# Source data:

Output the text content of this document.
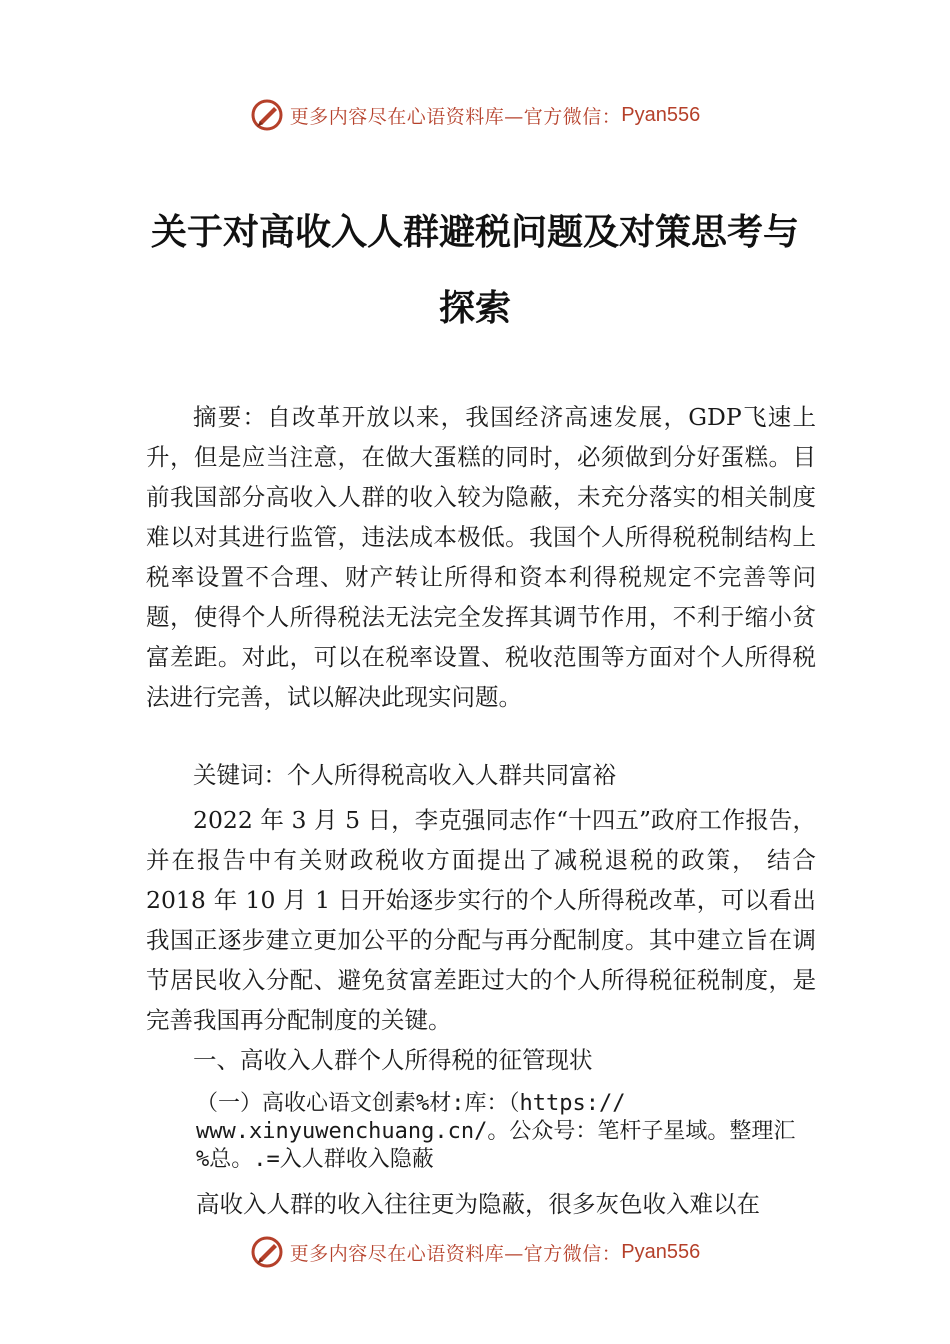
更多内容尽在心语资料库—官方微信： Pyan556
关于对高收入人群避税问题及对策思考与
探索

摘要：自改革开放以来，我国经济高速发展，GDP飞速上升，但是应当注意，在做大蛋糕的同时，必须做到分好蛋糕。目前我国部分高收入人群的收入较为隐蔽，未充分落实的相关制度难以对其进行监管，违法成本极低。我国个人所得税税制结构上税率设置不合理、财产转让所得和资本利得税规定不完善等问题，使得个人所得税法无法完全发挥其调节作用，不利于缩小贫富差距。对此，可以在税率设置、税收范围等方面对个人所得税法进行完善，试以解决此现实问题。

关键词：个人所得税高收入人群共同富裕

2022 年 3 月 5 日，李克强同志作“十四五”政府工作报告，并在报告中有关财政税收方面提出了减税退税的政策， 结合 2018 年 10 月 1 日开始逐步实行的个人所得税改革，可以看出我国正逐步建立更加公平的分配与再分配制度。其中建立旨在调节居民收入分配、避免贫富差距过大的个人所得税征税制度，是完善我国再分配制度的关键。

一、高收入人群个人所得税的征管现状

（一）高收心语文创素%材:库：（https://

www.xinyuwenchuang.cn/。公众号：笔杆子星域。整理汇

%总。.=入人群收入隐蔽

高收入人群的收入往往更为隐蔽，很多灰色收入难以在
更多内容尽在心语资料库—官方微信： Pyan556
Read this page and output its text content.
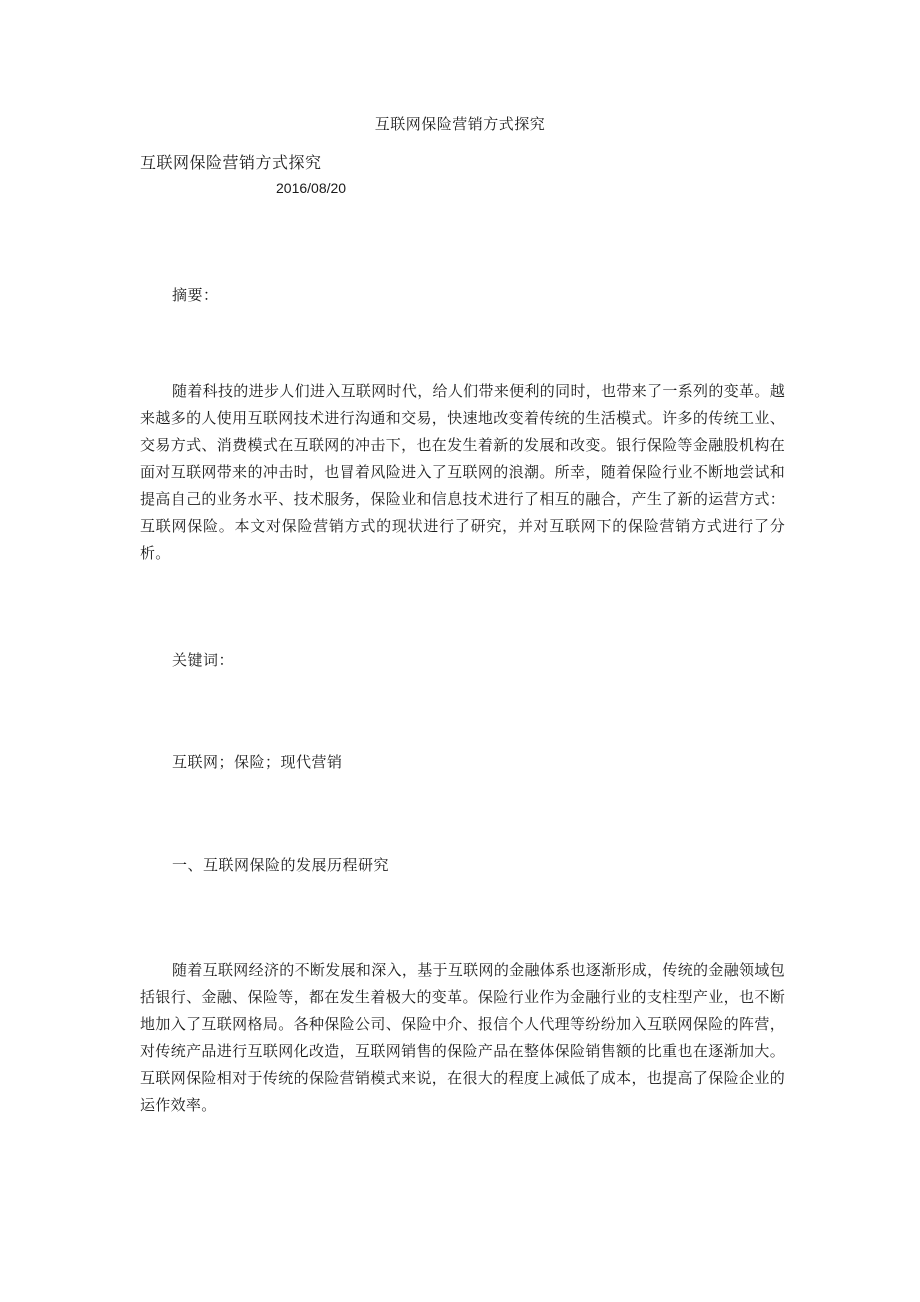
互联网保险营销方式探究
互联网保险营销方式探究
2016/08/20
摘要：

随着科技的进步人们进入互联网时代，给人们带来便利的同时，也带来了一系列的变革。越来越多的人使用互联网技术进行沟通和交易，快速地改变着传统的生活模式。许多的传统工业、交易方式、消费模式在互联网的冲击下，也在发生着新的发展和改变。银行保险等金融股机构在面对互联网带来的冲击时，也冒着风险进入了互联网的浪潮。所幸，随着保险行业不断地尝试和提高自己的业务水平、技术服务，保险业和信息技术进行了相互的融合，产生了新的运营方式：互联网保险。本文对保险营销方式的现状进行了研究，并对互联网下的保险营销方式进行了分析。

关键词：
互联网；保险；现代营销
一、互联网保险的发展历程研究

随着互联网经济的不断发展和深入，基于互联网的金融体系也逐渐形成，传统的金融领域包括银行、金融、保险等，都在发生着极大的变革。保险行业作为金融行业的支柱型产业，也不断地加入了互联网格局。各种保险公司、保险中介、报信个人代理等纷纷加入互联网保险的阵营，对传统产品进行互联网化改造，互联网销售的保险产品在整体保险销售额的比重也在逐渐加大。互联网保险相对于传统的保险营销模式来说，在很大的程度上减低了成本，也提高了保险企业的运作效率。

# Objective:
Check the data for the word "this" and pull out the lines that have it.

# Reply:
Output the text content of this document.
Read this page and output its text content.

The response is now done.